**Data supplied**:

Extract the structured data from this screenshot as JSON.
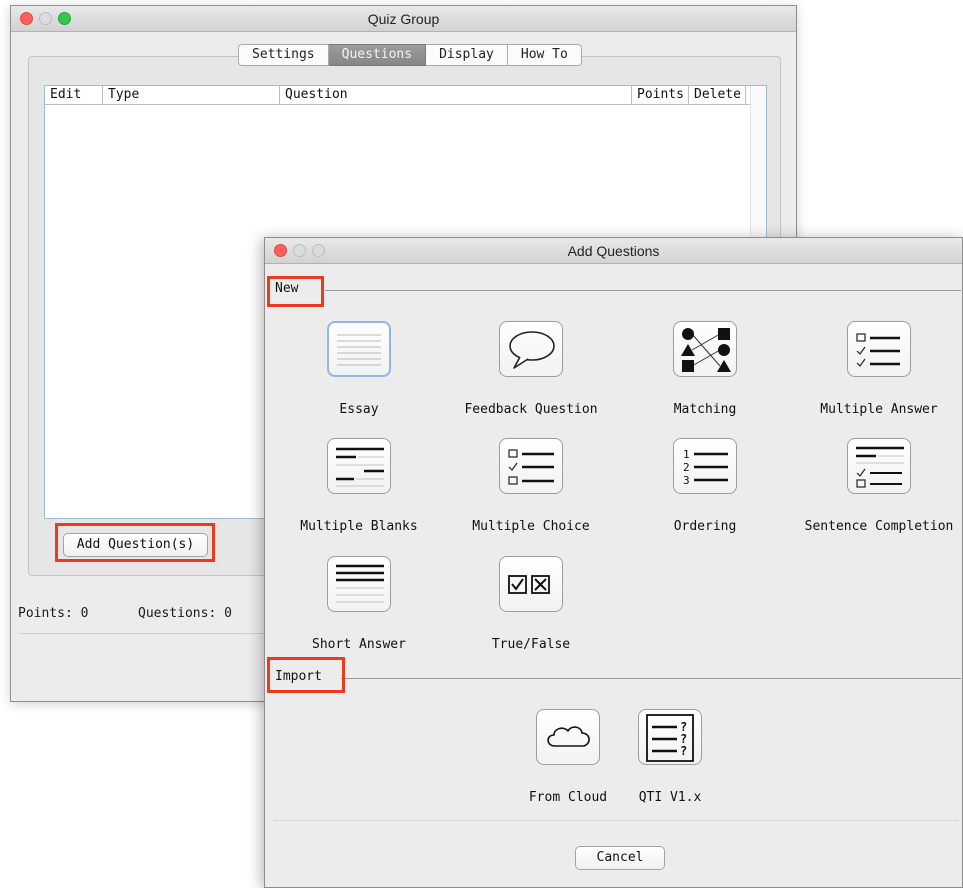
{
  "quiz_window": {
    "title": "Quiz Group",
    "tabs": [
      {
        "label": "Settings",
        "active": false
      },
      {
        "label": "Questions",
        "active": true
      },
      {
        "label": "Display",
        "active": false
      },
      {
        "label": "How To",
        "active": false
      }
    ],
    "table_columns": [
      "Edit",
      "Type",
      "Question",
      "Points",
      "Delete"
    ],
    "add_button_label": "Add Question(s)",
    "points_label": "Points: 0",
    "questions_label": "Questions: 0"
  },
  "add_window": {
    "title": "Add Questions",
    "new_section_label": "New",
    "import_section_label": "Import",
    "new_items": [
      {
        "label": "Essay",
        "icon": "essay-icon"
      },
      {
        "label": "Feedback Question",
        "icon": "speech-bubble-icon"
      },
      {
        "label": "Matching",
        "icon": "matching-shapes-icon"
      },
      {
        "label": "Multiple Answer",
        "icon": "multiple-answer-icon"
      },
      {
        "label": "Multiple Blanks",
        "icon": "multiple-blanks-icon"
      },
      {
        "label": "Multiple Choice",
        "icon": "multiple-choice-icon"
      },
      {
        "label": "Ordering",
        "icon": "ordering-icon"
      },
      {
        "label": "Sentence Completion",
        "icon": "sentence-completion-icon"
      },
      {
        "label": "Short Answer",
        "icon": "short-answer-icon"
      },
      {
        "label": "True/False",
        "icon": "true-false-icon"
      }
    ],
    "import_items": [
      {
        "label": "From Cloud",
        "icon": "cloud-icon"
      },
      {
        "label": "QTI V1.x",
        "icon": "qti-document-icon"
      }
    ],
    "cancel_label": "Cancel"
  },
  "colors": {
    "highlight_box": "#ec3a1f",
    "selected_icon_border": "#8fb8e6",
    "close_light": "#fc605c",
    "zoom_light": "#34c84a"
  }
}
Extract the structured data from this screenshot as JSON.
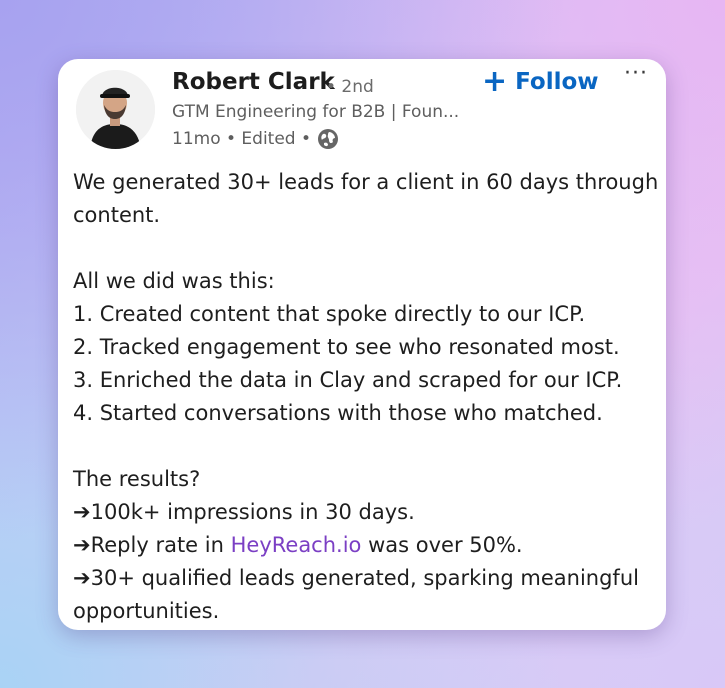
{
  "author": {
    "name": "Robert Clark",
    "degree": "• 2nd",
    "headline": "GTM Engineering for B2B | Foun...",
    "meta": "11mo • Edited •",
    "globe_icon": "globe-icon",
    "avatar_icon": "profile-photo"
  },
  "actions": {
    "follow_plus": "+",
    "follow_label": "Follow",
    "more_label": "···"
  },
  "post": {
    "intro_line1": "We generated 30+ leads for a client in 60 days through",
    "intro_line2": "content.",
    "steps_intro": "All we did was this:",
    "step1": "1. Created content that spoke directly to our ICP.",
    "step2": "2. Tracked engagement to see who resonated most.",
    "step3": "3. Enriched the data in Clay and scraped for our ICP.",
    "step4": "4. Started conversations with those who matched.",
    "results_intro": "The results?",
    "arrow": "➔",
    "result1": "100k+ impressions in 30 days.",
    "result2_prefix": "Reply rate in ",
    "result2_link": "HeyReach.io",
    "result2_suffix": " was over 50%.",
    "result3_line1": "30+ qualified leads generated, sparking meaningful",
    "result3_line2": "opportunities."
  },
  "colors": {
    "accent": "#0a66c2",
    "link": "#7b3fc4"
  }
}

* * *

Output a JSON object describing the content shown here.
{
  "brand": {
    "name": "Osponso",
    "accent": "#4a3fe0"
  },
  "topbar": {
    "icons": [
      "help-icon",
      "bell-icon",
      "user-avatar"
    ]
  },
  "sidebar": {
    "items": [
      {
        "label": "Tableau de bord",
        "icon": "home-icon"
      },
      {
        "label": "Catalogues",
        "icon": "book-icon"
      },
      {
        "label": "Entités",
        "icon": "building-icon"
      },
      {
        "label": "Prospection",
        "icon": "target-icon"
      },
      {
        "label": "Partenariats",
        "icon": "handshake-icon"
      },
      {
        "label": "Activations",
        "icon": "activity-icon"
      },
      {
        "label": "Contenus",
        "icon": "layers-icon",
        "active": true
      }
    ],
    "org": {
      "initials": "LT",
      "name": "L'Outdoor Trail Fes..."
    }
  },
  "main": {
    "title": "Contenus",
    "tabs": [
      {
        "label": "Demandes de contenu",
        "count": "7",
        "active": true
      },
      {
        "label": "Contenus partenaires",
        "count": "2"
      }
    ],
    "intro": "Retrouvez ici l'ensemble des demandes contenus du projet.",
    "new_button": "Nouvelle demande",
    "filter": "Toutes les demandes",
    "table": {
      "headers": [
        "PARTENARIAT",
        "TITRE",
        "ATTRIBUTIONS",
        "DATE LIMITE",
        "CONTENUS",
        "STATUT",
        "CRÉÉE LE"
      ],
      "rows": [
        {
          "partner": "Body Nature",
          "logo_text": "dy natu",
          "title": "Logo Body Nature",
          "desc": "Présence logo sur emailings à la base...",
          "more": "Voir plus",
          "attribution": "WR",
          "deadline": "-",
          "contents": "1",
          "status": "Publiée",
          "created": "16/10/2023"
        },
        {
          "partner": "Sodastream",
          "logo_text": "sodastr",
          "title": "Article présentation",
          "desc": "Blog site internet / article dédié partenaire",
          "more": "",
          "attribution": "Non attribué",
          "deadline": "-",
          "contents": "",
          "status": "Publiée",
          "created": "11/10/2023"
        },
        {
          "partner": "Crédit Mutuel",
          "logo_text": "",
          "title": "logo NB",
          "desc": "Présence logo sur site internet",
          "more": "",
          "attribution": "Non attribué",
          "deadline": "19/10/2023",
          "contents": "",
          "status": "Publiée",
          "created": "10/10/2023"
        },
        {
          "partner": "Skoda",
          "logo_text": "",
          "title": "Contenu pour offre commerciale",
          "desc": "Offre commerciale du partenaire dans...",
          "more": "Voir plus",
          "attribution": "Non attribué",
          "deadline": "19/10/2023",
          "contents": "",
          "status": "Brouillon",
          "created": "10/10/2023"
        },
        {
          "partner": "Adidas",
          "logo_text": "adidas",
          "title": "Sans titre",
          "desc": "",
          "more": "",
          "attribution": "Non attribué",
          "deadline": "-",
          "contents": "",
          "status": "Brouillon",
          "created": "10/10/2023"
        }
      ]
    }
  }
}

* * *

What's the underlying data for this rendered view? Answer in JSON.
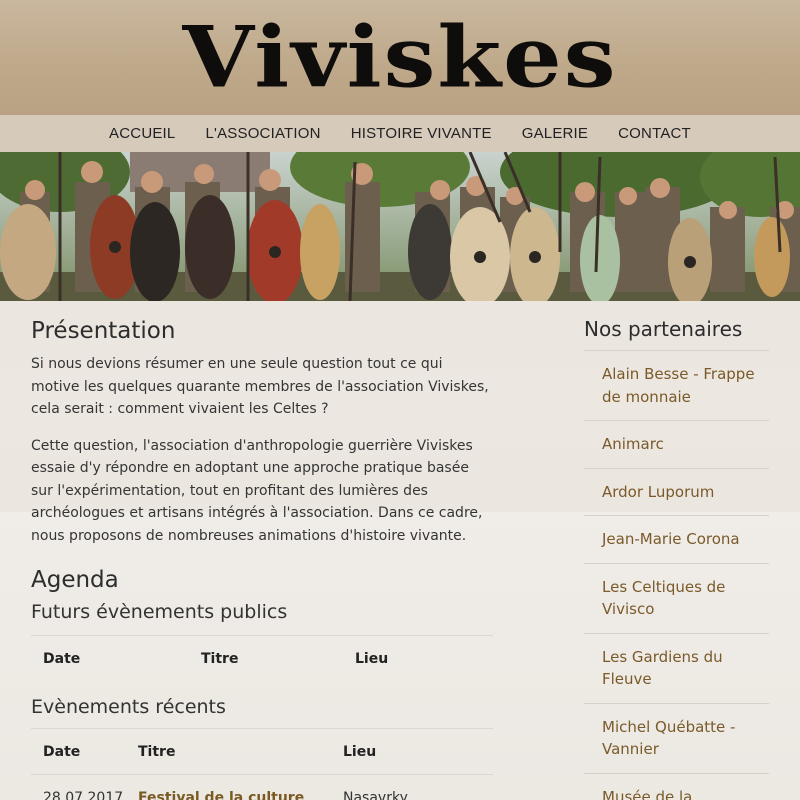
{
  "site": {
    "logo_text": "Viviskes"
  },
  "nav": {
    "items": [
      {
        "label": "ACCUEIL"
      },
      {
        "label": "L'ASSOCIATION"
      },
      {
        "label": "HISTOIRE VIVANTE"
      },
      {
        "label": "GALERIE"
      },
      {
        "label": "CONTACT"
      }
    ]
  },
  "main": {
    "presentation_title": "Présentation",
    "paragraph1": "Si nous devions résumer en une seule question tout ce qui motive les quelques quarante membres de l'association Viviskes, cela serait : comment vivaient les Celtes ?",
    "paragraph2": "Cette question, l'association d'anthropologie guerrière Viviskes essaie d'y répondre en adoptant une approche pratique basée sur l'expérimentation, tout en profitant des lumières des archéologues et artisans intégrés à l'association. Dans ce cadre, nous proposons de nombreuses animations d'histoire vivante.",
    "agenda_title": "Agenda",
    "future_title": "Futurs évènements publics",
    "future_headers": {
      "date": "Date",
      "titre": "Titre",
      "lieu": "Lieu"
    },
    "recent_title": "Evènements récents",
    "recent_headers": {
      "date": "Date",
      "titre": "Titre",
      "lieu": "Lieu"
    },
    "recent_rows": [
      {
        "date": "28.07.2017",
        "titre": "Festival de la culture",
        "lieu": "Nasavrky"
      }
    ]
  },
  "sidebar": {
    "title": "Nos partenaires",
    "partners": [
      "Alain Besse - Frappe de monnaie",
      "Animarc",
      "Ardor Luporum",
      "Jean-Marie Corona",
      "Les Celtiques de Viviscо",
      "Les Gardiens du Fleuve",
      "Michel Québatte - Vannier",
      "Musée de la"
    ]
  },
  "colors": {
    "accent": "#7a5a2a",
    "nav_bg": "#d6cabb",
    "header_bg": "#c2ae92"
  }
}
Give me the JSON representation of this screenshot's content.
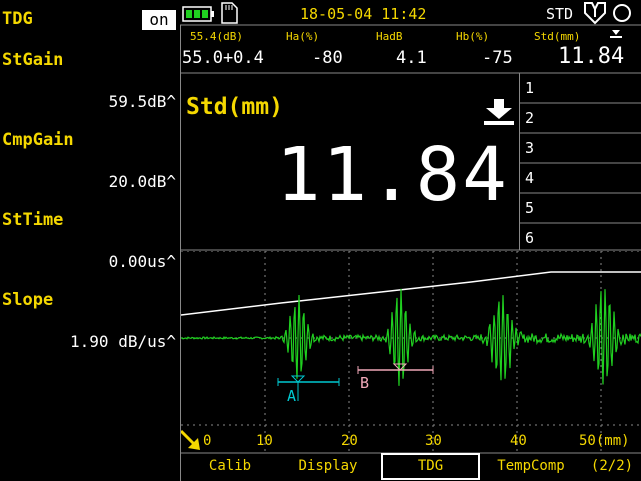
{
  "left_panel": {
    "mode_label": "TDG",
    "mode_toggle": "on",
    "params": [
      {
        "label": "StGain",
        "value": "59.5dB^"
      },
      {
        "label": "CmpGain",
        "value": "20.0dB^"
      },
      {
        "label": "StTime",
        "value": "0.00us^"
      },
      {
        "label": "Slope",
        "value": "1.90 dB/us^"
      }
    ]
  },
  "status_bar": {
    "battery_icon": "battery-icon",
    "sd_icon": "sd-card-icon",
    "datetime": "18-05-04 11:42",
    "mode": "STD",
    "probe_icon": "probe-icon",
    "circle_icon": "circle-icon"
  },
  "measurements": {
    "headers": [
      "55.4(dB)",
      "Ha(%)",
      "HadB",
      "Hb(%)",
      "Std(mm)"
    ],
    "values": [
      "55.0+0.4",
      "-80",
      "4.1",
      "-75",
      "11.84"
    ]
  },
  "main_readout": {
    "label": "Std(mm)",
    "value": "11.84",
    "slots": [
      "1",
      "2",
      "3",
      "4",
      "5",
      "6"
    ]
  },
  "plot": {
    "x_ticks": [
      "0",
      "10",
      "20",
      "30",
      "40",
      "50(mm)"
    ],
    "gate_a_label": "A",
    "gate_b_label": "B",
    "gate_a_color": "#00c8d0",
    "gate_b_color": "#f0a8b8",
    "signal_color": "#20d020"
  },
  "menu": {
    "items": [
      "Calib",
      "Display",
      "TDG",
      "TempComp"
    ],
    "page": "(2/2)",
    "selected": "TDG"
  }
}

**Given instruction**: From the entries above, return each line with the word "leads" in it.

**Answer to the task**:
    "intro_line1": "We generated 30+ leads for a client in 60 days through",
    "result3_line1": "30+ qualified leads generated, sparking meaningful",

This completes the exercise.